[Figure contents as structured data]
/---

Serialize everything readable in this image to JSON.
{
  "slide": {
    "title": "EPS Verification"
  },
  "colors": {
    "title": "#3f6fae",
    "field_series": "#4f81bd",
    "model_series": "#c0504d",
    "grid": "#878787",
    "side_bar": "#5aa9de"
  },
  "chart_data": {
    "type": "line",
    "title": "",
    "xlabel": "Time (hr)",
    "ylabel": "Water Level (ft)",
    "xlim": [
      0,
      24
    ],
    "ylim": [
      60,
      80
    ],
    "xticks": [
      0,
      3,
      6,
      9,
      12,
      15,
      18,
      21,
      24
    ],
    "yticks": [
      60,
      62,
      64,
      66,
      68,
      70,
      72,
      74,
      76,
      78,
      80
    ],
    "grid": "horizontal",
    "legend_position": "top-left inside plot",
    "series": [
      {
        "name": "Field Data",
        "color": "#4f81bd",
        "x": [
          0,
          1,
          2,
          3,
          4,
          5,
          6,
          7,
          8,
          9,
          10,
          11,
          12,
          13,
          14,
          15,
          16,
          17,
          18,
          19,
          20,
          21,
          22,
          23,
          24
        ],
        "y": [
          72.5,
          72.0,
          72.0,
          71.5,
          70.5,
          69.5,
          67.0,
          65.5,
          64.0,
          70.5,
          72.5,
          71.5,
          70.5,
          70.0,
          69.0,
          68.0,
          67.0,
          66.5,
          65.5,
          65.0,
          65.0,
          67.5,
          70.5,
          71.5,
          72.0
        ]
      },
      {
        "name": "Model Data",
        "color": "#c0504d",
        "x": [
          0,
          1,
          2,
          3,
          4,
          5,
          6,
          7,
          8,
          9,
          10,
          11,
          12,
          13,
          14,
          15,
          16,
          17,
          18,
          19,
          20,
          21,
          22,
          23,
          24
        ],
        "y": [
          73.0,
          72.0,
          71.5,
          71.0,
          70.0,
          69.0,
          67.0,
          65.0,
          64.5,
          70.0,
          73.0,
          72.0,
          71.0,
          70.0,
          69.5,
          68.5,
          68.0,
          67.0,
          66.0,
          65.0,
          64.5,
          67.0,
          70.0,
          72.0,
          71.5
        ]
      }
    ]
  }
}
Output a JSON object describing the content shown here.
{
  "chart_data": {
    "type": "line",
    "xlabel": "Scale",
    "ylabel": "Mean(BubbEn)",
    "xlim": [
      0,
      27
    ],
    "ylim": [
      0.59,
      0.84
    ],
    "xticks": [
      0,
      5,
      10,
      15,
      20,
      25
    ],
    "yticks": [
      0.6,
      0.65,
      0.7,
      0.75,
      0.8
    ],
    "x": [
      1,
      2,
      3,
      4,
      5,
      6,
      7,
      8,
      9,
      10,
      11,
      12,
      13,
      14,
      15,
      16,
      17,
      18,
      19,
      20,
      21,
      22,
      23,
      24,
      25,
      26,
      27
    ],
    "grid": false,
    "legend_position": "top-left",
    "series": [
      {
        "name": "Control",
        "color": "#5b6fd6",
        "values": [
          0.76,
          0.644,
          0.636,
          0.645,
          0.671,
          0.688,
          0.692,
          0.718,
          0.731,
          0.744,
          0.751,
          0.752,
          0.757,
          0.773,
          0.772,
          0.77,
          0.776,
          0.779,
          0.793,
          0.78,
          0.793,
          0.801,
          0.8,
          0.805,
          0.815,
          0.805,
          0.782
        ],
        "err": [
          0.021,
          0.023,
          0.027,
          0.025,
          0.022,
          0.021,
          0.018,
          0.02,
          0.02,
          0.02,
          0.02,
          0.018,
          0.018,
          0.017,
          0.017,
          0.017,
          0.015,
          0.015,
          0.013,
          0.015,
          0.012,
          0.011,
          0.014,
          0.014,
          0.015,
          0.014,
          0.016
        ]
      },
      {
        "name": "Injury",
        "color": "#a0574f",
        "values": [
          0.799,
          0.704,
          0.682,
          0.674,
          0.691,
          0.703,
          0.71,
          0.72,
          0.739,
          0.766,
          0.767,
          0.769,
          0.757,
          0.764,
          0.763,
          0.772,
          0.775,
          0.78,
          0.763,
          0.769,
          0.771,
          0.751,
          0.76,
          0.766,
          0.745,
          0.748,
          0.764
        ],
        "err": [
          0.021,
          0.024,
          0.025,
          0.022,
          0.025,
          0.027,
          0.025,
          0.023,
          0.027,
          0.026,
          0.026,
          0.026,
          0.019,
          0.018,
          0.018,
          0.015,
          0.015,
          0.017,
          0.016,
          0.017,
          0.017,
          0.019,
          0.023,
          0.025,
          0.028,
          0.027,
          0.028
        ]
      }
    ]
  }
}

\---

#### [Short problem]
Make a verbatim copy of every entry shown above.

#### [Expected answer]
Serialize everything readable in this image to JSON.
{
  "slide": {
    "title": "EPS Verification"
  },
  "colors": {
    "title": "#3f6fae",
    "field_series": "#4f81bd",
    "model_series": "#c0504d",
    "grid": "#878787",
    "side_bar": "#5aa9de"
  },
  "chart_data": {
    "type": "line",
    "title": "",
    "xlabel": "Time (hr)",
    "ylabel": "Water Level (ft)",
    "xlim": [
      0,
      24
    ],
    "ylim": [
      60,
      80
    ],
    "xticks": [
      0,
      3,
      6,
      9,
      12,
      15,
      18,
      21,
      24
    ],
    "yticks": [
      60,
      62,
      64,
      66,
      68,
      70,
      72,
      74,
      76,
      78,
      80
    ],
    "grid": "horizontal",
    "legend_position": "top-left inside plot",
    "series": [
      {
        "name": "Field Data",
        "color": "#4f81bd",
        "x": [
          0,
          1,
          2,
          3,
          4,
          5,
          6,
          7,
          8,
          9,
          10,
          11,
          12,
          13,
          14,
          15,
          16,
          17,
          18,
          19,
          20,
          21,
          22,
          23,
          24
        ],
        "y": [
          72.5,
          72.0,
          72.0,
          71.5,
          70.5,
          69.5,
          67.0,
          65.5,
          64.0,
          70.5,
          72.5,
          71.5,
          70.5,
          70.0,
          69.0,
          68.0,
          67.0,
          66.5,
          65.5,
          65.0,
          65.0,
          67.5,
          70.5,
          71.5,
          72.0
        ]
      },
      {
        "name": "Model Data",
        "color": "#c0504d",
        "x": [
          0,
          1,
          2,
          3,
          4,
          5,
          6,
          7,
          8,
          9,
          10,
          11,
          12,
          13,
          14,
          15,
          16,
          17,
          18,
          19,
          20,
          21,
          22,
          23,
          24
        ],
        "y": [
          73.0,
          72.0,
          71.5,
          71.0,
          70.0,
          69.0,
          67.0,
          65.0,
          64.5,
          70.0,
          73.0,
          72.0,
          71.0,
          70.0,
          69.5,
          68.5,
          68.0,
          67.0,
          66.0,
          65.0,
          64.5,
          67.0,
          70.0,
          72.0,
          71.5
        ]
      }
    ]
  }
}
Output a JSON object describing the content shown here.
{
  "chart_data": {
    "type": "line",
    "xlabel": "Scale",
    "ylabel": "Mean(BubbEn)",
    "xlim": [
      0,
      27
    ],
    "ylim": [
      0.59,
      0.84
    ],
    "xticks": [
      0,
      5,
      10,
      15,
      20,
      25
    ],
    "yticks": [
      0.6,
      0.65,
      0.7,
      0.75,
      0.8
    ],
    "x": [
      1,
      2,
      3,
      4,
      5,
      6,
      7,
      8,
      9,
      10,
      11,
      12,
      13,
      14,
      15,
      16,
      17,
      18,
      19,
      20,
      21,
      22,
      23,
      24,
      25,
      26,
      27
    ],
    "grid": false,
    "legend_position": "top-left",
    "series": [
      {
        "name": "Control",
        "color": "#5b6fd6",
        "values": [
          0.76,
          0.644,
          0.636,
          0.645,
          0.671,
          0.688,
          0.692,
          0.718,
          0.731,
          0.744,
          0.751,
          0.752,
          0.757,
          0.773,
          0.772,
          0.77,
          0.776,
          0.779,
          0.793,
          0.78,
          0.793,
          0.801,
          0.8,
          0.805,
          0.815,
          0.805,
          0.782
        ],
        "err": [
          0.021,
          0.023,
          0.027,
          0.025,
          0.022,
          0.021,
          0.018,
          0.02,
          0.02,
          0.02,
          0.02,
          0.018,
          0.018,
          0.017,
          0.017,
          0.017,
          0.015,
          0.015,
          0.013,
          0.015,
          0.012,
          0.011,
          0.014,
          0.014,
          0.015,
          0.014,
          0.016
        ]
      },
      {
        "name": "Injury",
        "color": "#a0574f",
        "values": [
          0.799,
          0.704,
          0.682,
          0.674,
          0.691,
          0.703,
          0.71,
          0.72,
          0.739,
          0.766,
          0.767,
          0.769,
          0.757,
          0.764,
          0.763,
          0.772,
          0.775,
          0.78,
          0.763,
          0.769,
          0.771,
          0.751,
          0.76,
          0.766,
          0.745,
          0.748,
          0.764
        ],
        "err": [
          0.021,
          0.024,
          0.025,
          0.022,
          0.025,
          0.027,
          0.025,
          0.023,
          0.027,
          0.026,
          0.026,
          0.026,
          0.019,
          0.018,
          0.018,
          0.015,
          0.015,
          0.017,
          0.016,
          0.017,
          0.017,
          0.019,
          0.023,
          0.025,
          0.028,
          0.027,
          0.028
        ]
      }
    ]
  }
}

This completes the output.